> _Supplied text_
>> BEGIN

# Which Brand to Select for 1TB HDD



## harishgayatri (Sep 13, 2009)

I am planning to buy 1TB HDD from One of the following Brands

Western Digital 1TB Green Edition 10EADS
Hitachi Desktar 7K1000.C

A few questions are 

1. How good is Hitachi in Performance and Does it offer 32MB Cache?
2. How is its RMA. How much Time will it Take to Replace the Drive? 
3. Is it SATA 1 Back ward Compatible? Becoz I have a SATA 1 Mobo.

Please Post your answers

Also please post the Model no for Hitachi


----------



## Krow (Sep 13, 2009)

1. All HDD's are more or less the same in terms of performance, if you are planning to buy, ask for warranty of each, WD/Hitachi/Samsung.
2. No idea, my 3 yr old hitachi 160GB is still running like a charm, so never had any trouble.
3. Yes its backward compatible, but it will affect performance as SATA 1 has limited bandwidth compared to SATA2.


----------



## harishgayatri (Sep 13, 2009)

Thanks for the Reply Techalomaniac

Well then I will prefer to get Hitachi for Myself since It doesnt give any problems.

Thanks anyway.


----------



## damngoodman999 (Sep 13, 2009)

SEAGATE 7200.12 will no problems ! but 1TB WD CAVIER is best


----------



## krishnandu.sarkar (Sep 13, 2009)

Well according to me go for WD. But I'll suggest not to buy 1TB HDD. Rather buy 2 500GB HDD. Go for WD. Seagate r crashing @ high rates.


----------



## desiibond (Sep 13, 2009)

priority 1 : Western Digital Black 1TB: 7k
priority 2: Western Digital Blue/Green: two 500Gb HDDs: 5k total
priority 3: Hitachi/WD 1Tb HDD: 4.7k


----------



## Xeno (Sep 13, 2009)

desiibond said:


> priority 1 : Western Digital Black 1TB: 7k
> priority 2: Western Digital Blue/Green: two 500Gb HDDs: 5k total
> priority 3: Hitachi/WD 1Tb HDD: 2.7k



 wait wait, 1TB for 2.7k from WD and Hitachi ? are these more prone to failures or what  ?

and IMO having two disks than one is better otherwise you could be stuck without a functioning pc till the time it was replaced, if the only one you had fails. Although 1TB WD black probably is super guaranteed  ? almost like 4.5k more than the normal one.


----------



## Krow (Sep 14, 2009)

^Hehe.. He meant it is for 4.3k and not 2.7k. desii is getting overloaded.

>> END

> _Source records_
>> BEGIN

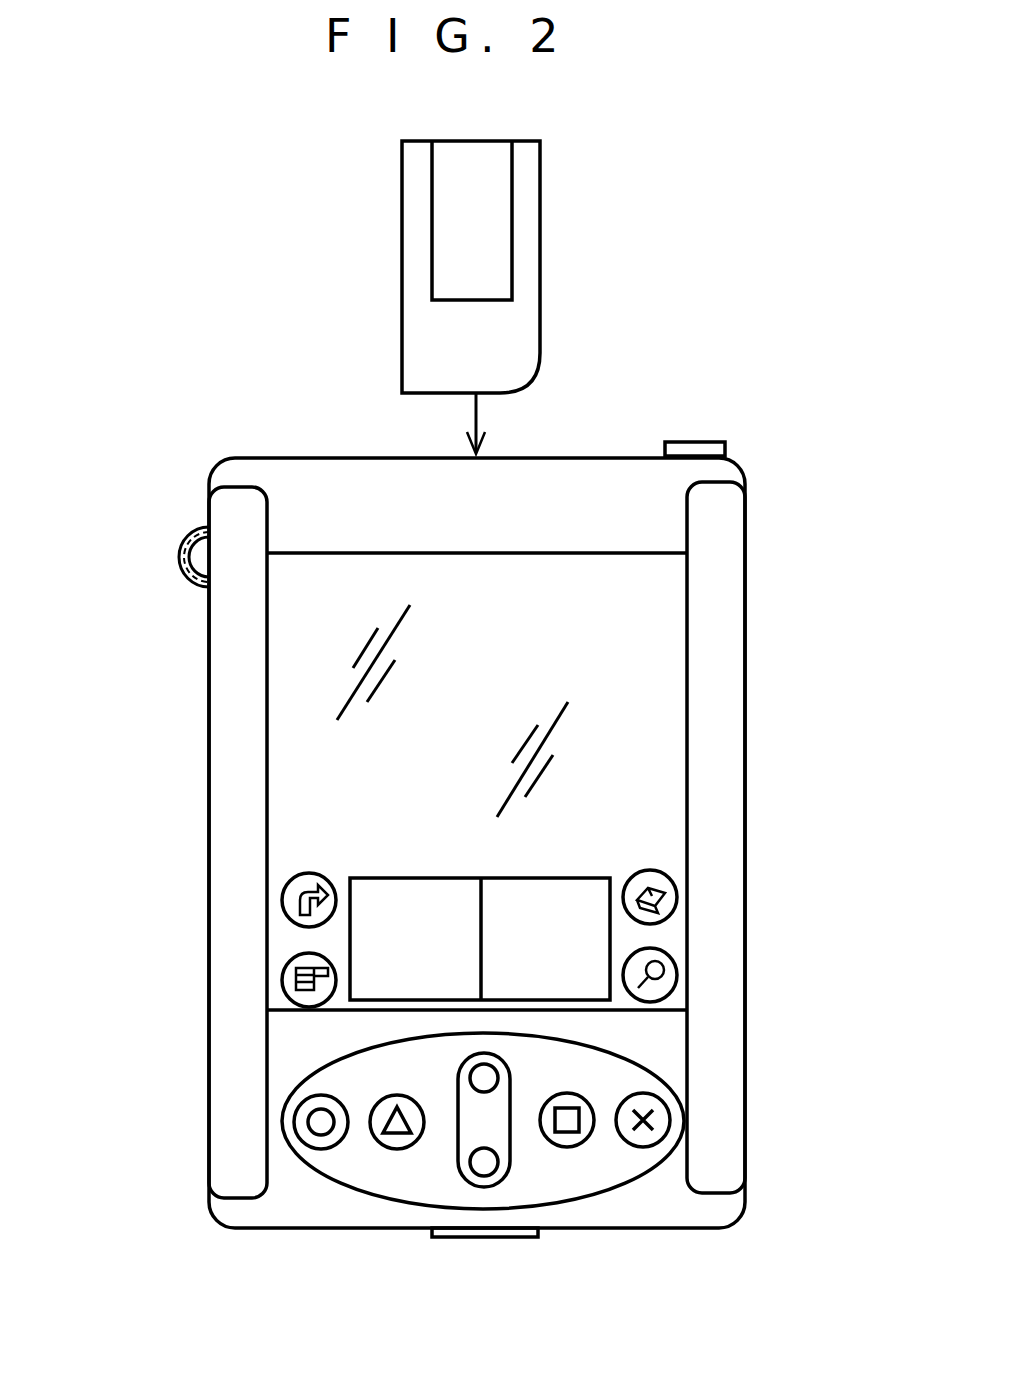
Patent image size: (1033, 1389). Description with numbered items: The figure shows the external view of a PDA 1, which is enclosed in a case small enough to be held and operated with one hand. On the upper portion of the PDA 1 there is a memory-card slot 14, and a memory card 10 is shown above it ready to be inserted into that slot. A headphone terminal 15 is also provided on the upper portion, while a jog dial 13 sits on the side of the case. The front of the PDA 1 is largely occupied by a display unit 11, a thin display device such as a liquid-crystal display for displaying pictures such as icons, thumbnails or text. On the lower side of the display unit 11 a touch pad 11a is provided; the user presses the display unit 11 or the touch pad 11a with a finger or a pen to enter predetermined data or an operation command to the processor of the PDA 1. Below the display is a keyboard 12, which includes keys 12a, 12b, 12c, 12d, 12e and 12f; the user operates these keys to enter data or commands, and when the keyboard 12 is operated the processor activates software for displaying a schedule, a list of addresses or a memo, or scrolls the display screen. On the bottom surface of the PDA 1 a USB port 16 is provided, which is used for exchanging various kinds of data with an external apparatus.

The PDA 1 is at (307, 456).
The memory card 10 is at (540, 245).
The display unit 11 is at (658, 698).
The touch pad 11a is at (575, 938).
The keyboard 12 is at (397, 1213).
The key 12a is at (293, 1122).
The key 12b is at (397, 1149).
The key 12c is at (462, 1079).
The key 12d is at (500, 1162).
The key 12e is at (573, 1094).
The key 12f is at (670, 1120).
The jog dial 13 is at (179, 557).
The memory-card slot 14 is at (483, 455).
The headphone terminal 15 is at (695, 442).
The USB port 16 is at (481, 1237).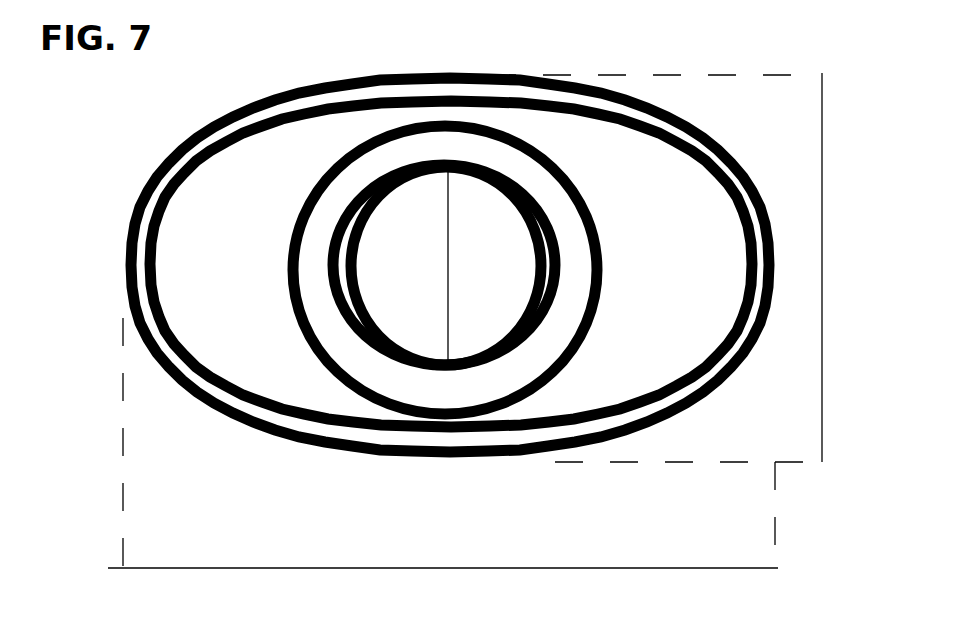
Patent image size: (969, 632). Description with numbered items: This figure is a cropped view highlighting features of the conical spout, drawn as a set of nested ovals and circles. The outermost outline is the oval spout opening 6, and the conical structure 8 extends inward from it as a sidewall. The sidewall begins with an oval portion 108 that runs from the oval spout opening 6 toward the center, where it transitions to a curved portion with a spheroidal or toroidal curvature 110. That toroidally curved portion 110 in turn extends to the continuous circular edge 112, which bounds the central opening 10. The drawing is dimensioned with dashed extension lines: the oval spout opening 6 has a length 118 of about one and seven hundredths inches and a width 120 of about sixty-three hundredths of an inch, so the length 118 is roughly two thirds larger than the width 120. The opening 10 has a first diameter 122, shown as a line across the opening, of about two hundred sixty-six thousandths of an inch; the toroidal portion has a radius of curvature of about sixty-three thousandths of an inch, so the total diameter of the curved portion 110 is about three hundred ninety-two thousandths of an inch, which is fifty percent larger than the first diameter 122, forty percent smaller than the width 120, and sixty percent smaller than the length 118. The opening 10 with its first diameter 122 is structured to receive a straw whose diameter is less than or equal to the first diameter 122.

The oval spout opening 6 is at (126, 258).
The conical structure 8 is at (90, 136).
The opening 10 is at (528, 273).
The oval portion 108 is at (240, 223).
The curved portion with spheroidal or toroidal curvature 110 is at (402, 142).
The continuous circular edge 112 is at (453, 160).
The length 118 is at (563, 568).
The width 120 is at (822, 243).
The first diameter 122 is at (447, 240).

>> END

> _Exercise task_
Give each username that posts in the forum thread about choosing a 1TB hard drive, listing every name only once.

> _Full solution_
harishgayatri
Krow
damngoodman999
krishnandu.sarkar
desiibond
Xeno